TASK TO CARRY OUT: Give an exact copy of every line, leaving images out.

======

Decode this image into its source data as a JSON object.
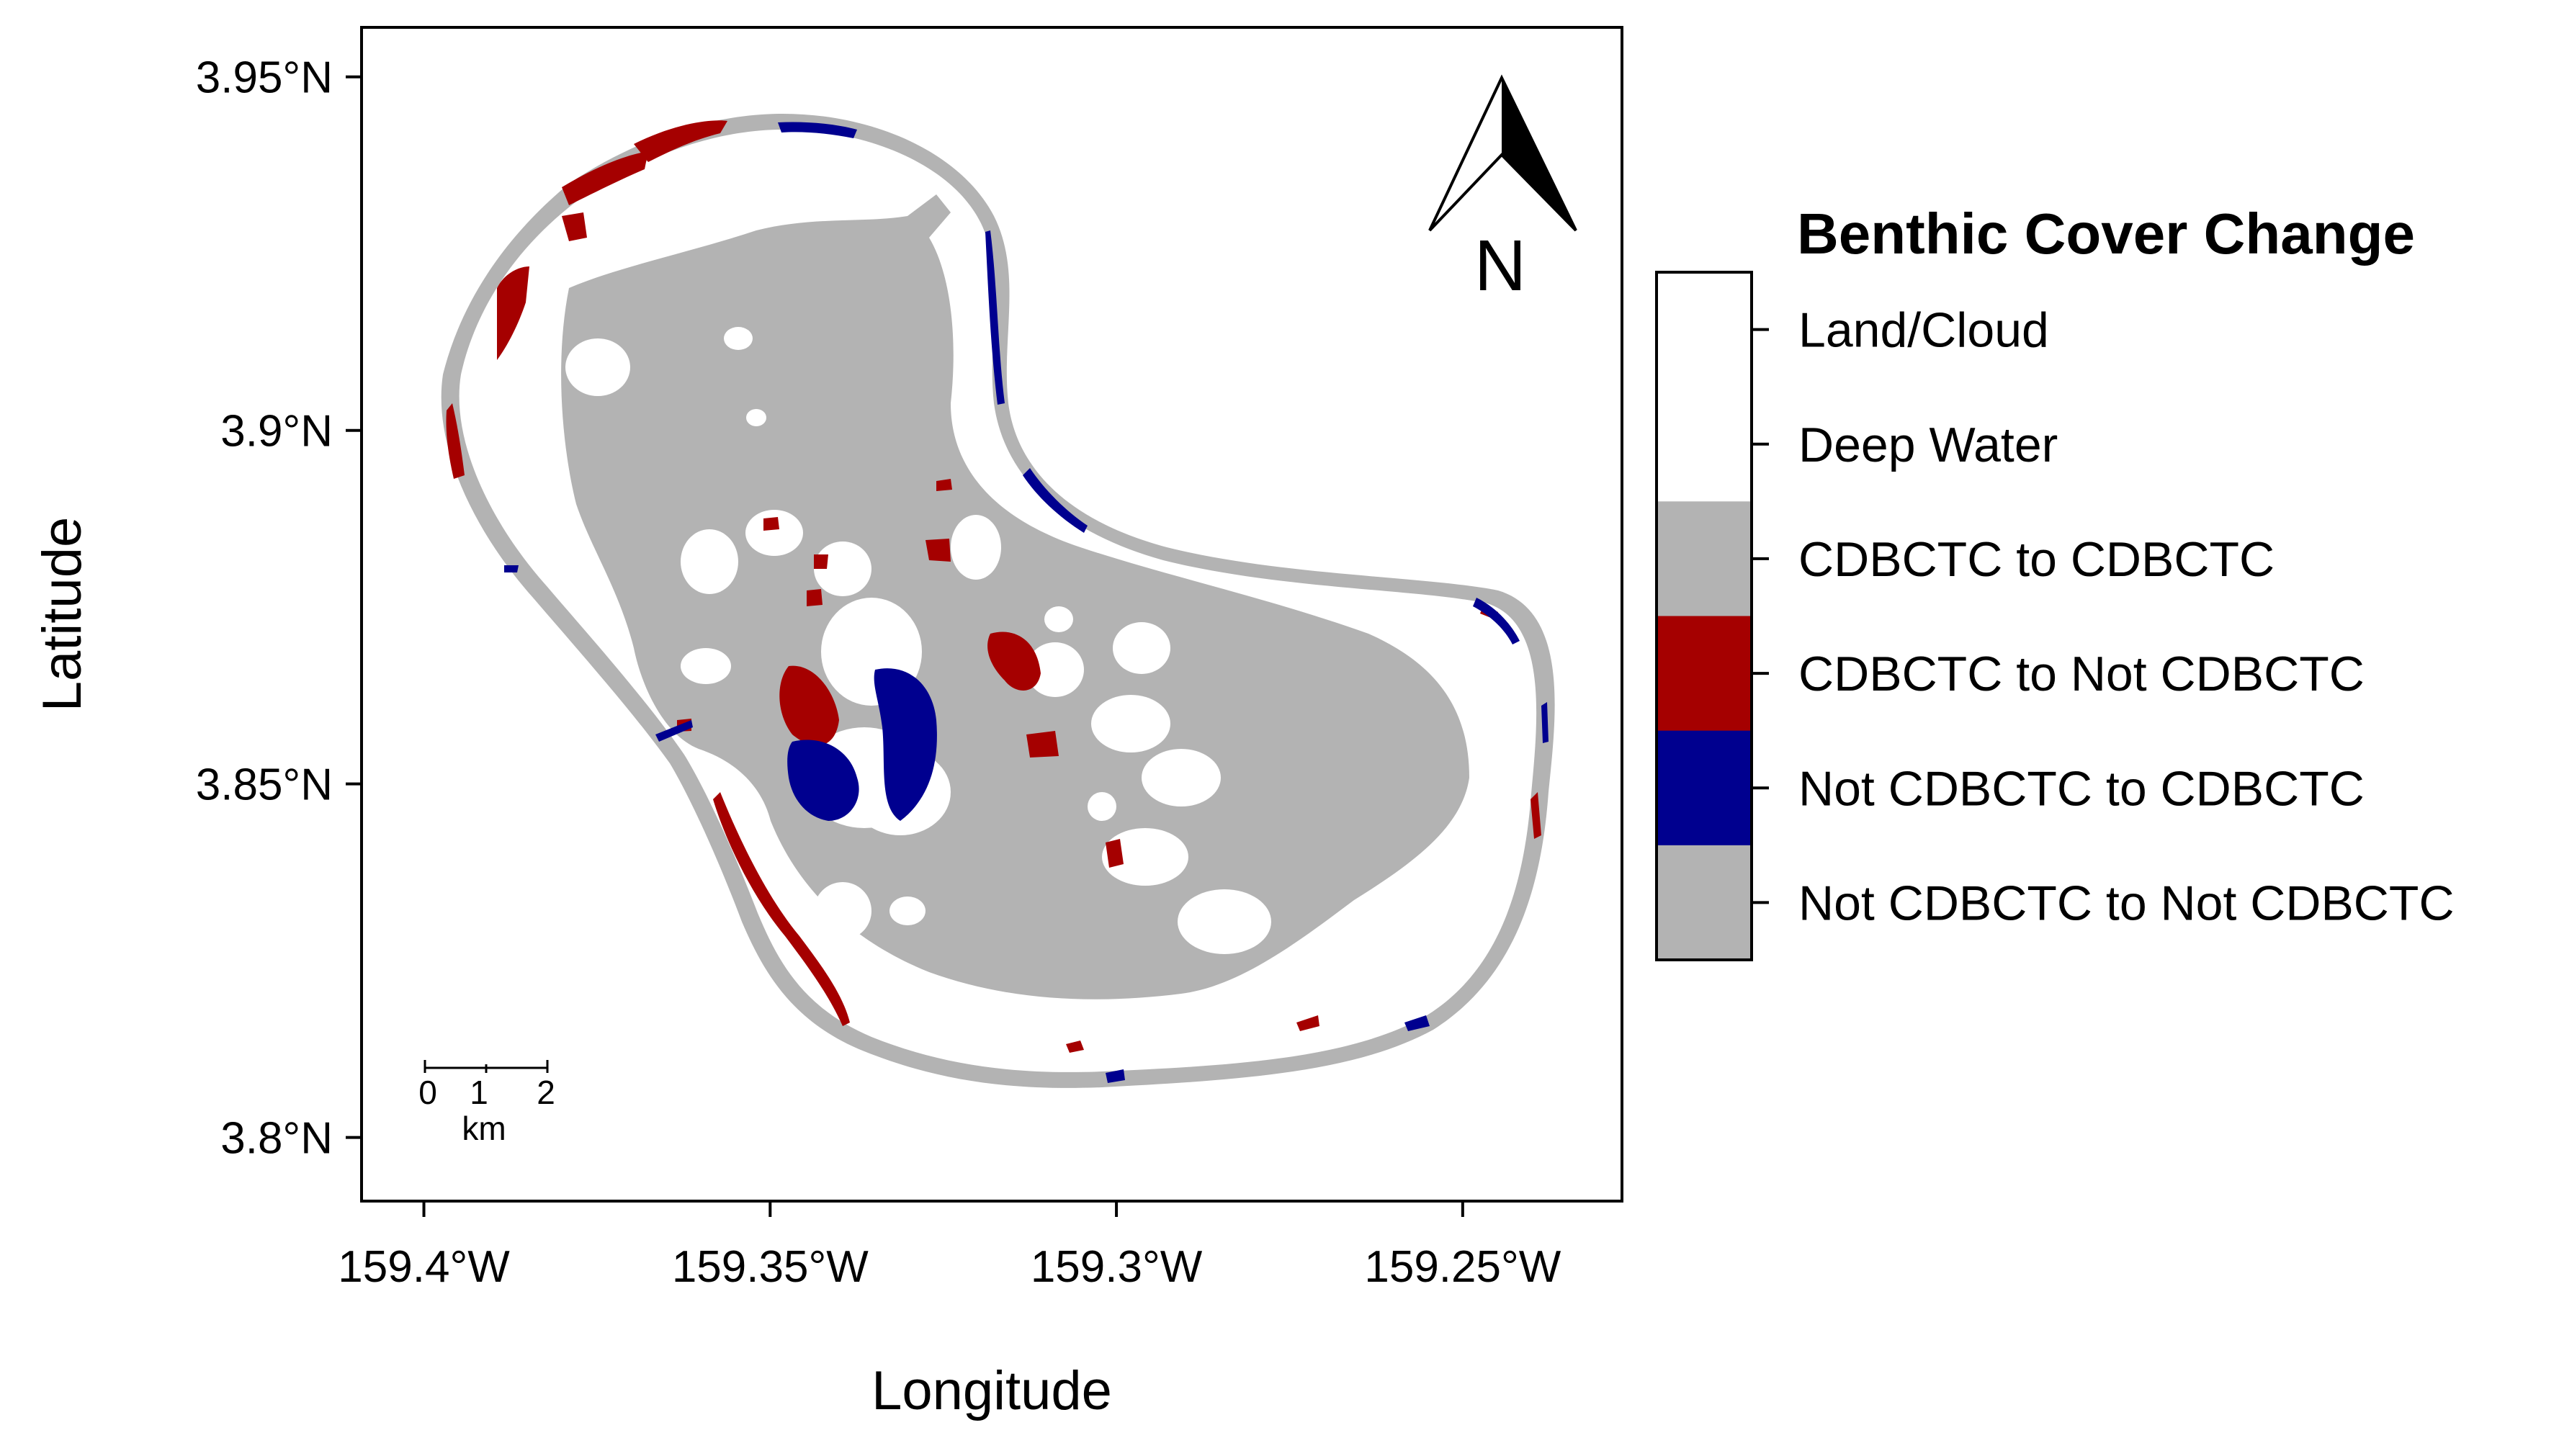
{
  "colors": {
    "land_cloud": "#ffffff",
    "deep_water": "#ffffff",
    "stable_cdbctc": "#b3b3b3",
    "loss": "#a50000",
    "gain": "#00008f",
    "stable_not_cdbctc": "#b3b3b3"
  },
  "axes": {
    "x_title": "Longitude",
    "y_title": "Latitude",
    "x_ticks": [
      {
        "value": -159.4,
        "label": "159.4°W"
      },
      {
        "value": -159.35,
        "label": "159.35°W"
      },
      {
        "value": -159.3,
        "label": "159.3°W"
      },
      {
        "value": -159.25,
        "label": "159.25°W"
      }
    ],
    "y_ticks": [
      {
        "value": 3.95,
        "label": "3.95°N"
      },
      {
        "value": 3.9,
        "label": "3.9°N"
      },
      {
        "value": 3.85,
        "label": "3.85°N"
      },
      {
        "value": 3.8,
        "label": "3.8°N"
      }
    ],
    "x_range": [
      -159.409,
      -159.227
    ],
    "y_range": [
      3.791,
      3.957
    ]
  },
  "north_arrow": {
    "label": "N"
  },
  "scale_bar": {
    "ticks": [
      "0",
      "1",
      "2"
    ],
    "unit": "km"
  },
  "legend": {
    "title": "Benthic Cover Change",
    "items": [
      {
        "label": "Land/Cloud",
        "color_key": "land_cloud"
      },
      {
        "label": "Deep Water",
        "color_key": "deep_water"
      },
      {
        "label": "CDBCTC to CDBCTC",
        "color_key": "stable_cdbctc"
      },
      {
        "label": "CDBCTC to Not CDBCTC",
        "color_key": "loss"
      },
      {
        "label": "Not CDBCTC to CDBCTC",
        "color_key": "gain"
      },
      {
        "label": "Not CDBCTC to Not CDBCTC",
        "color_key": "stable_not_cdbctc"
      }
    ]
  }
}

======

RESULT FOR THIS TASK:
Decode this image into its source data as a JSON object.
{
  "colors": {
    "land_cloud": "#ffffff",
    "deep_water": "#ffffff",
    "stable_cdbctc": "#b3b3b3",
    "loss": "#a50000",
    "gain": "#00008f",
    "stable_not_cdbctc": "#b3b3b3"
  },
  "axes": {
    "x_title": "Longitude",
    "y_title": "Latitude",
    "x_ticks": [
      {
        "value": -159.4,
        "label": "159.4°W"
      },
      {
        "value": -159.35,
        "label": "159.35°W"
      },
      {
        "value": -159.3,
        "label": "159.3°W"
      },
      {
        "value": -159.25,
        "label": "159.25°W"
      }
    ],
    "y_ticks": [
      {
        "value": 3.95,
        "label": "3.95°N"
      },
      {
        "value": 3.9,
        "label": "3.9°N"
      },
      {
        "value": 3.85,
        "label": "3.85°N"
      },
      {
        "value": 3.8,
        "label": "3.8°N"
      }
    ],
    "x_range": [
      -159.409,
      -159.227
    ],
    "y_range": [
      3.791,
      3.957
    ]
  },
  "north_arrow": {
    "label": "N"
  },
  "scale_bar": {
    "ticks": [
      "0",
      "1",
      "2"
    ],
    "unit": "km"
  },
  "legend": {
    "title": "Benthic Cover Change",
    "items": [
      {
        "label": "Land/Cloud",
        "color_key": "land_cloud"
      },
      {
        "label": "Deep Water",
        "color_key": "deep_water"
      },
      {
        "label": "CDBCTC to CDBCTC",
        "color_key": "stable_cdbctc"
      },
      {
        "label": "CDBCTC to Not CDBCTC",
        "color_key": "loss"
      },
      {
        "label": "Not CDBCTC to CDBCTC",
        "color_key": "gain"
      },
      {
        "label": "Not CDBCTC to Not CDBCTC",
        "color_key": "stable_not_cdbctc"
      }
    ]
  }
}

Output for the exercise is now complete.